__EXERCISE__.
In how many lines does the string "Assertion" appear? Answer with the number only.

▼

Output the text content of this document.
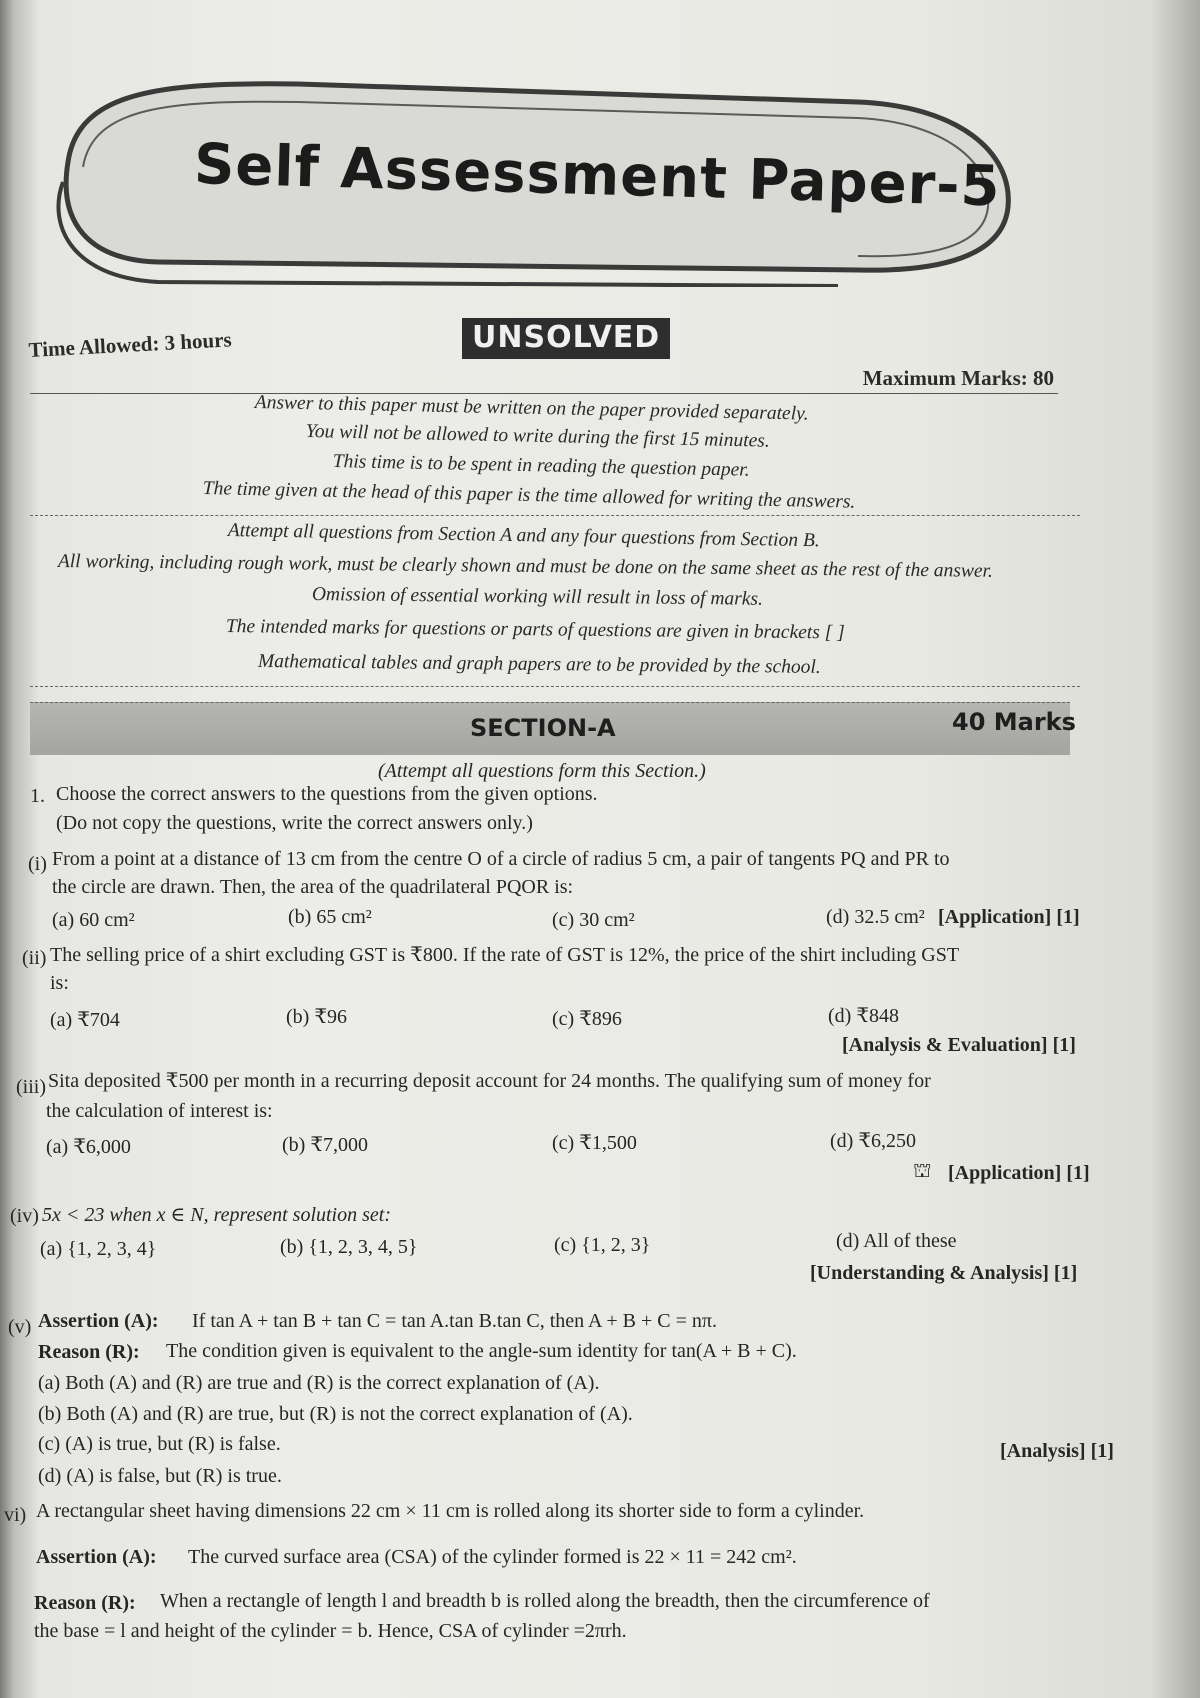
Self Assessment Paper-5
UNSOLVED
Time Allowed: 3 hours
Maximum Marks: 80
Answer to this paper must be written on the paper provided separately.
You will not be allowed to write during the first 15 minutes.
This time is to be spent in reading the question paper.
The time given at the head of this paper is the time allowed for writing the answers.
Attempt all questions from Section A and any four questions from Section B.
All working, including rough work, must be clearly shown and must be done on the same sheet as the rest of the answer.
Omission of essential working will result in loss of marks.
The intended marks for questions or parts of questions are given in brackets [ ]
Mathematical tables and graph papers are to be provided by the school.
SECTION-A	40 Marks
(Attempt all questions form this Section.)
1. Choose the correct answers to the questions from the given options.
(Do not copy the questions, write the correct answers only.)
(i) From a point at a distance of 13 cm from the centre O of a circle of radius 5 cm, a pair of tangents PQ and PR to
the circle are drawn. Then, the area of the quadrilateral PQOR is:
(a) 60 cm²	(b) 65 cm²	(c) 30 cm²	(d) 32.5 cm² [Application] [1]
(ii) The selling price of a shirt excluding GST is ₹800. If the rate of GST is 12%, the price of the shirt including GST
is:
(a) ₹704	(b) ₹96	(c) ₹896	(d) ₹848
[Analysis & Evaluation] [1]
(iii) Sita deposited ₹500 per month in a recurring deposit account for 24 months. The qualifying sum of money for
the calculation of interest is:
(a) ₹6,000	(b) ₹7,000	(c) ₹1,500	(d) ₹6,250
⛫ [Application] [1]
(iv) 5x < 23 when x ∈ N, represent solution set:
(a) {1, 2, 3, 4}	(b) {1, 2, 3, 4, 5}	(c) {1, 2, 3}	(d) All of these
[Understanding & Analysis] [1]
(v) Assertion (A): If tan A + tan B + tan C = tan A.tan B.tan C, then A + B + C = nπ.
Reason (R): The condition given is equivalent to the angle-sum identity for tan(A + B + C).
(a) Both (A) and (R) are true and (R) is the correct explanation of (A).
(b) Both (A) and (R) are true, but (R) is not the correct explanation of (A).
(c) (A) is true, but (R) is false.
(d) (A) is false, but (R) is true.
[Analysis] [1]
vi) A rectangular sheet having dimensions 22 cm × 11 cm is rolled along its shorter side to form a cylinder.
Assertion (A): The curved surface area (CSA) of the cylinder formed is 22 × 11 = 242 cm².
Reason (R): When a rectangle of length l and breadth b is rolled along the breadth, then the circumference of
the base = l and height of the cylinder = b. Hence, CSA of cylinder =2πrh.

▲

__ANSWER TO THE PROBLEM__.
2